§ DATA FOR THIS TASK:
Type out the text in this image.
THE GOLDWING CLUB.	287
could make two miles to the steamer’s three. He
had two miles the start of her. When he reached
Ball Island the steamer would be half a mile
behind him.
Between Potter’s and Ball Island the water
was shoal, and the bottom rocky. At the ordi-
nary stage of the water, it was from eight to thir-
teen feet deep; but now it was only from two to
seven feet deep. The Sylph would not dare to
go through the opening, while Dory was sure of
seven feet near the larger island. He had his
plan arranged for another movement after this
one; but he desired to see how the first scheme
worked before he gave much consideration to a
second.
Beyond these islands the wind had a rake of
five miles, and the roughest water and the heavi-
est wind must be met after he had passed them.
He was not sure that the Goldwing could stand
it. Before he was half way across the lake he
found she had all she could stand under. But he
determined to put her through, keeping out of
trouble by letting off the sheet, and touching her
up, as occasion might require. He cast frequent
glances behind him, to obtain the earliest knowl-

§ TASK PROMPT:
How many lines in these entries hold the string "would"? Answer with the number alone.

§ WORKED ANSWER:
2